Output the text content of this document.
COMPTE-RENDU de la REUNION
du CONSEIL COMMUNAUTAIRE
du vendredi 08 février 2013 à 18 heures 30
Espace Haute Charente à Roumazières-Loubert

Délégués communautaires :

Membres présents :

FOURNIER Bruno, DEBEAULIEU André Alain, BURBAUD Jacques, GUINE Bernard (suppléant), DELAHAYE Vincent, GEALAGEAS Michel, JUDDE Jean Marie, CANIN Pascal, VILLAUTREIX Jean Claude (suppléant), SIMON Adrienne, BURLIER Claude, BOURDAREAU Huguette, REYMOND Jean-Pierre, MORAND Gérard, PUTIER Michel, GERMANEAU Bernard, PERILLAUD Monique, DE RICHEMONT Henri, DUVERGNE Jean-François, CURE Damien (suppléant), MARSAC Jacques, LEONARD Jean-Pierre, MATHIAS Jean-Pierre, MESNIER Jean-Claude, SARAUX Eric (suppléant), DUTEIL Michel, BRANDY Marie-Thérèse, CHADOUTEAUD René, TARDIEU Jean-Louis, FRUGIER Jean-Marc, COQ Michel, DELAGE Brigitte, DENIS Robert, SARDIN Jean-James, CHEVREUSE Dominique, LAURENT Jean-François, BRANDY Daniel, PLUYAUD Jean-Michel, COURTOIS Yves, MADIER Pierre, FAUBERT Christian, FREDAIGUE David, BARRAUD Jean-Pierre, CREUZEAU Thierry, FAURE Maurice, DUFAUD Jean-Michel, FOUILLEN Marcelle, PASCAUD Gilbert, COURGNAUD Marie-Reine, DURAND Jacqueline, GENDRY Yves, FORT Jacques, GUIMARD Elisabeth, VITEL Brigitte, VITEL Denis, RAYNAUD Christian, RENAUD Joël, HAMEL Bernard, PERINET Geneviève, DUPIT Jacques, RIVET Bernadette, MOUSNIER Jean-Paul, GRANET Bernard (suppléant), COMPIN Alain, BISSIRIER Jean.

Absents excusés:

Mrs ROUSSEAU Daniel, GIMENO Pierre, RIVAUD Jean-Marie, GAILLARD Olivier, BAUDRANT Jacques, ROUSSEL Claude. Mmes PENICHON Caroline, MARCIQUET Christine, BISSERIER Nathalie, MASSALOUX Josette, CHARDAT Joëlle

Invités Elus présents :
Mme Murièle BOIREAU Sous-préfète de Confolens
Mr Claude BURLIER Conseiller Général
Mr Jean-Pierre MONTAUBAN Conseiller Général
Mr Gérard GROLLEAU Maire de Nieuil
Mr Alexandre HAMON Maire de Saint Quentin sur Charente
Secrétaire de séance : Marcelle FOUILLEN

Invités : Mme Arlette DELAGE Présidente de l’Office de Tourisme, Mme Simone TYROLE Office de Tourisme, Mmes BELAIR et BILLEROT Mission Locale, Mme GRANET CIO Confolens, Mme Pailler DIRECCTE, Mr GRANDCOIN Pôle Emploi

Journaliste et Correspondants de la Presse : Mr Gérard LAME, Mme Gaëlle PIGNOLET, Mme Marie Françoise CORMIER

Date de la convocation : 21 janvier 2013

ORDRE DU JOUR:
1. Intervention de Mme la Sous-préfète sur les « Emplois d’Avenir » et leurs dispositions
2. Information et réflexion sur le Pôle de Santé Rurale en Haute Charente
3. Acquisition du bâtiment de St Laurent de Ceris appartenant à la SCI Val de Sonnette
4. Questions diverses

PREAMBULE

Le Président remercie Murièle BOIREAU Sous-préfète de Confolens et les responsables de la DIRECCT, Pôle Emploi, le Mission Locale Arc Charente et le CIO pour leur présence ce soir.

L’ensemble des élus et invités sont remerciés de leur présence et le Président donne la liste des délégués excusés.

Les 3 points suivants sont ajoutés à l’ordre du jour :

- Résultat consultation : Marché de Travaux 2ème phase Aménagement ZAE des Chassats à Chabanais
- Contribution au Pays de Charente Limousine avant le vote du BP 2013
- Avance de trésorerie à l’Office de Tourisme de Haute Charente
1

== Exercise prompt ==
Reproduce the complete data exactly as presented above.

== Finished task ==
Output the text content of this document.
COMPTE-RENDU de la REUNION
du CONSEIL COMMUNAUTAIRE
du vendredi 08 février 2013 à 18 heures 30
Espace Haute Charente à Roumazières-Loubert

Délégués communautaires :

Membres présents :

FOURNIER Bruno, DEBEAULIEU André Alain, BURBAUD Jacques, GUINE Bernard (suppléant), DELAHAYE Vincent, GEALAGEAS Michel, JUDDE Jean Marie, CANIN Pascal, VILLAUTREIX Jean Claude (suppléant), SIMON Adrienne, BURLIER Claude, BOURDAREAU Huguette, REYMOND Jean-Pierre, MORAND Gérard, PUTIER Michel, GERMANEAU Bernard, PERILLAUD Monique, DE RICHEMONT Henri, DUVERGNE Jean-François, CURE Damien (suppléant), MARSAC Jacques, LEONARD Jean-Pierre, MATHIAS Jean-Pierre, MESNIER Jean-Claude, SARAUX Eric (suppléant), DUTEIL Michel, BRANDY Marie-Thérèse, CHADOUTEAUD René, TARDIEU Jean-Louis, FRUGIER Jean-Marc, COQ Michel, DELAGE Brigitte, DENIS Robert, SARDIN Jean-James, CHEVREUSE Dominique, LAURENT Jean-François, BRANDY Daniel, PLUYAUD Jean-Michel, COURTOIS Yves, MADIER Pierre, FAUBERT Christian, FREDAIGUE David, BARRAUD Jean-Pierre, CREUZEAU Thierry, FAURE Maurice, DUFAUD Jean-Michel, FOUILLEN Marcelle, PASCAUD Gilbert, COURGNAUD Marie-Reine, DURAND Jacqueline, GENDRY Yves, FORT Jacques, GUIMARD Elisabeth, VITEL Brigitte, VITEL Denis, RAYNAUD Christian, RENAUD Joël, HAMEL Bernard, PERINET Geneviève, DUPIT Jacques, RIVET Bernadette, MOUSNIER Jean-Paul, GRANET Bernard (suppléant), COMPIN Alain, BISSIRIER Jean.

Absents excusés:

Mrs ROUSSEAU Daniel, GIMENO Pierre, RIVAUD Jean-Marie, GAILLARD Olivier, BAUDRANT Jacques, ROUSSEL Claude. Mmes PENICHON Caroline, MARCIQUET Christine, BISSERIER Nathalie, MASSALOUX Josette, CHARDAT Joëlle

Invités Elus présents :
Mme Murièle BOIREAU Sous-préfète de Confolens
Mr Claude BURLIER Conseiller Général
Mr Jean-Pierre MONTAUBAN Conseiller Général
Mr Gérard GROLLEAU Maire de Nieuil
Mr Alexandre HAMON Maire de Saint Quentin sur Charente
Secrétaire de séance : Marcelle FOUILLEN

Invités : Mme Arlette DELAGE Présidente de l’Office de Tourisme, Mme Simone TYROLE Office de Tourisme, Mmes BELAIR et BILLEROT Mission Locale, Mme GRANET CIO Confolens, Mme Pailler DIRECCTE, Mr GRANDCOIN Pôle Emploi

Journaliste et Correspondants de la Presse : Mr Gérard LAME, Mme Gaëlle PIGNOLET, Mme Marie Françoise CORMIER

Date de la convocation : 21 janvier 2013

ORDRE DU JOUR:
1. Intervention de Mme la Sous-préfète sur les « Emplois d’Avenir » et leurs dispositions
2. Information et réflexion sur le Pôle de Santé Rurale en Haute Charente
3. Acquisition du bâtiment de St Laurent de Ceris appartenant à la SCI Val de Sonnette
4. Questions diverses

PREAMBULE

Le Président remercie Murièle BOIREAU Sous-préfète de Confolens et les responsables de la DIRECCT, Pôle Emploi, le Mission Locale Arc Charente et le CIO pour leur présence ce soir.

L’ensemble des élus et invités sont remerciés de leur présence et le Président donne la liste des délégués excusés.

Les 3 points suivants sont ajoutés à l’ordre du jour :

- Résultat consultation : Marché de Travaux 2ème phase Aménagement ZAE des Chassats à Chabanais
- Contribution au Pays de Charente Limousine avant le vote du BP 2013
- Avance de trésorerie à l’Office de Tourisme de Haute Charente
1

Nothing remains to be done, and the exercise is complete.